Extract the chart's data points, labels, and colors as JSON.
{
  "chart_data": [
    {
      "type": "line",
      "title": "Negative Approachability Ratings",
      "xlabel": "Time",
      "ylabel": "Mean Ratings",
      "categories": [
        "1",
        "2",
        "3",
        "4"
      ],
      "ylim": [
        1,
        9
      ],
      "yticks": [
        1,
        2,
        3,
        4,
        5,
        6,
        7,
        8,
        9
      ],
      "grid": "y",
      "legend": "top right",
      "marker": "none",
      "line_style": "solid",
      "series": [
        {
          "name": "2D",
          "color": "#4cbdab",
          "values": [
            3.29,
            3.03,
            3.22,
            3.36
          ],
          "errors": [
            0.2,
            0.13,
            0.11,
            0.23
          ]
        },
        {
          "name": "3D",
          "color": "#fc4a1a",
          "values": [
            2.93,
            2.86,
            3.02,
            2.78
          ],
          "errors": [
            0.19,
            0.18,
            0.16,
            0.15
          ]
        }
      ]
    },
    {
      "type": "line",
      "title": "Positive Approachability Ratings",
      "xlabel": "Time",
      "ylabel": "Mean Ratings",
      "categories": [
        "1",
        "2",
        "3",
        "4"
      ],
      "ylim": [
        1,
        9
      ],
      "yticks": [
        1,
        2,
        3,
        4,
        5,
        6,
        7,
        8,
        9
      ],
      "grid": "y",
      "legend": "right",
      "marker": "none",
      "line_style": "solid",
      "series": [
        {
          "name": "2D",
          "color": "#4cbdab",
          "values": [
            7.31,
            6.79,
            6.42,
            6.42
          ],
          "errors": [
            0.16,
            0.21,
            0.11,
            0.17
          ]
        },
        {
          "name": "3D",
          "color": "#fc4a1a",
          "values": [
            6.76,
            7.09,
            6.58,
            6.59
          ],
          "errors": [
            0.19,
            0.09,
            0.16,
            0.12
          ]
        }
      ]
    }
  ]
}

What to do –
Make an exact copy of the records.

In response –
Extract the chart's data points, labels, and colors as JSON.
{
  "chart_data": [
    {
      "type": "line",
      "title": "Negative Approachability Ratings",
      "xlabel": "Time",
      "ylabel": "Mean Ratings",
      "categories": [
        "1",
        "2",
        "3",
        "4"
      ],
      "ylim": [
        1,
        9
      ],
      "yticks": [
        1,
        2,
        3,
        4,
        5,
        6,
        7,
        8,
        9
      ],
      "grid": "y",
      "legend": "top right",
      "marker": "none",
      "line_style": "solid",
      "series": [
        {
          "name": "2D",
          "color": "#4cbdab",
          "values": [
            3.29,
            3.03,
            3.22,
            3.36
          ],
          "errors": [
            0.2,
            0.13,
            0.11,
            0.23
          ]
        },
        {
          "name": "3D",
          "color": "#fc4a1a",
          "values": [
            2.93,
            2.86,
            3.02,
            2.78
          ],
          "errors": [
            0.19,
            0.18,
            0.16,
            0.15
          ]
        }
      ]
    },
    {
      "type": "line",
      "title": "Positive Approachability Ratings",
      "xlabel": "Time",
      "ylabel": "Mean Ratings",
      "categories": [
        "1",
        "2",
        "3",
        "4"
      ],
      "ylim": [
        1,
        9
      ],
      "yticks": [
        1,
        2,
        3,
        4,
        5,
        6,
        7,
        8,
        9
      ],
      "grid": "y",
      "legend": "right",
      "marker": "none",
      "line_style": "solid",
      "series": [
        {
          "name": "2D",
          "color": "#4cbdab",
          "values": [
            7.31,
            6.79,
            6.42,
            6.42
          ],
          "errors": [
            0.16,
            0.21,
            0.11,
            0.17
          ]
        },
        {
          "name": "3D",
          "color": "#fc4a1a",
          "values": [
            6.76,
            7.09,
            6.58,
            6.59
          ],
          "errors": [
            0.19,
            0.09,
            0.16,
            0.12
          ]
        }
      ]
    }
  ]
}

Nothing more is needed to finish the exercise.